__GIVEN EXERCISE__: Emit the entire listing verbatim.

__SUPPLIED ENTRIES__:

※

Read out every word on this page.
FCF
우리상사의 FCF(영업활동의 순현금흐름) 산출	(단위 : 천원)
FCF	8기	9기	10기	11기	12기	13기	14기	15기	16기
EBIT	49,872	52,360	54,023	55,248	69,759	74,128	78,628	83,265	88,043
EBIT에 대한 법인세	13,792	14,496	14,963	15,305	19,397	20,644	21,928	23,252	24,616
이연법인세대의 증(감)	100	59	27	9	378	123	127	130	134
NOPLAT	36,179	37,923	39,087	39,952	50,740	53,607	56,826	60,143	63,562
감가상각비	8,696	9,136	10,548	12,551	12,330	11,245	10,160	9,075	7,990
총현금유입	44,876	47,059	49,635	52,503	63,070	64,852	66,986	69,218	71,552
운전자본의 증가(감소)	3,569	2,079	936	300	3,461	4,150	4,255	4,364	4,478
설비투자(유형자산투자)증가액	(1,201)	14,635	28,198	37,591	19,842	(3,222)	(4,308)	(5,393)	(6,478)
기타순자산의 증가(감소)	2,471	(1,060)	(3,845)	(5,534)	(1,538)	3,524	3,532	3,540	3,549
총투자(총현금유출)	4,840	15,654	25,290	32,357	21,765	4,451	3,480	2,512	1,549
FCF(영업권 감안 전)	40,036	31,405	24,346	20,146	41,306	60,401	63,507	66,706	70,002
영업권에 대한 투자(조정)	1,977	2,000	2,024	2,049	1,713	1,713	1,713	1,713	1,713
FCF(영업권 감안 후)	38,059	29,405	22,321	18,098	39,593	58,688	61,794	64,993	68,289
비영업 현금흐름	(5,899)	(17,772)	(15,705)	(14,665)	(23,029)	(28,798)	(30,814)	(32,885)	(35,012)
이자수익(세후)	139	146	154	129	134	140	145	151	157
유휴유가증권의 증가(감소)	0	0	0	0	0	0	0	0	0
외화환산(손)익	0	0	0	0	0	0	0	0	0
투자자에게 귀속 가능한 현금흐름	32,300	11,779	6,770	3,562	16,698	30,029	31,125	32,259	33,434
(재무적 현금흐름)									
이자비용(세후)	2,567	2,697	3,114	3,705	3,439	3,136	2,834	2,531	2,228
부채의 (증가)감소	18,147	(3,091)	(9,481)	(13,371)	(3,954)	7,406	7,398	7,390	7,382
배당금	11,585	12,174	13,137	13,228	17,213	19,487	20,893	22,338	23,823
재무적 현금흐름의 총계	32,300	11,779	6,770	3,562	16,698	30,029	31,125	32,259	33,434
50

※

__THE OUTPUT__:
Read out every word on this page.
FCF
우리상사의 FCF(영업활동의 순현금흐름) 산출	(단위 : 천원)
FCF	8기	9기	10기	11기	12기	13기	14기	15기	16기
EBIT	49,872	52,360	54,023	55,248	69,759	74,128	78,628	83,265	88,043
EBIT에 대한 법인세	13,792	14,496	14,963	15,305	19,397	20,644	21,928	23,252	24,616
이연법인세대의 증(감)	100	59	27	9	378	123	127	130	134
NOPLAT	36,179	37,923	39,087	39,952	50,740	53,607	56,826	60,143	63,562
감가상각비	8,696	9,136	10,548	12,551	12,330	11,245	10,160	9,075	7,990
총현금유입	44,876	47,059	49,635	52,503	63,070	64,852	66,986	69,218	71,552
운전자본의 증가(감소)	3,569	2,079	936	300	3,461	4,150	4,255	4,364	4,478
설비투자(유형자산투자)증가액	(1,201)	14,635	28,198	37,591	19,842	(3,222)	(4,308)	(5,393)	(6,478)
기타순자산의 증가(감소)	2,471	(1,060)	(3,845)	(5,534)	(1,538)	3,524	3,532	3,540	3,549
총투자(총현금유출)	4,840	15,654	25,290	32,357	21,765	4,451	3,480	2,512	1,549
FCF(영업권 감안 전)	40,036	31,405	24,346	20,146	41,306	60,401	63,507	66,706	70,002
영업권에 대한 투자(조정)	1,977	2,000	2,024	2,049	1,713	1,713	1,713	1,713	1,713
FCF(영업권 감안 후)	38,059	29,405	22,321	18,098	39,593	58,688	61,794	64,993	68,289
비영업 현금흐름	(5,899)	(17,772)	(15,705)	(14,665)	(23,029)	(28,798)	(30,814)	(32,885)	(35,012)
이자수익(세후)	139	146	154	129	134	140	145	151	157
유휴유가증권의 증가(감소)	0	0	0	0	0	0	0	0	0
외화환산(손)익	0	0	0	0	0	0	0	0	0
투자자에게 귀속 가능한 현금흐름	32,300	11,779	6,770	3,562	16,698	30,029	31,125	32,259	33,434
(재무적 현금흐름)									
이자비용(세후)	2,567	2,697	3,114	3,705	3,439	3,136	2,834	2,531	2,228
부채의 (증가)감소	18,147	(3,091)	(9,481)	(13,371)	(3,954)	7,406	7,398	7,390	7,382
배당금	11,585	12,174	13,137	13,228	17,213	19,487	20,893	22,338	23,823
재무적 현금흐름의 총계	32,300	11,779	6,770	3,562	16,698	30,029	31,125	32,259	33,434
50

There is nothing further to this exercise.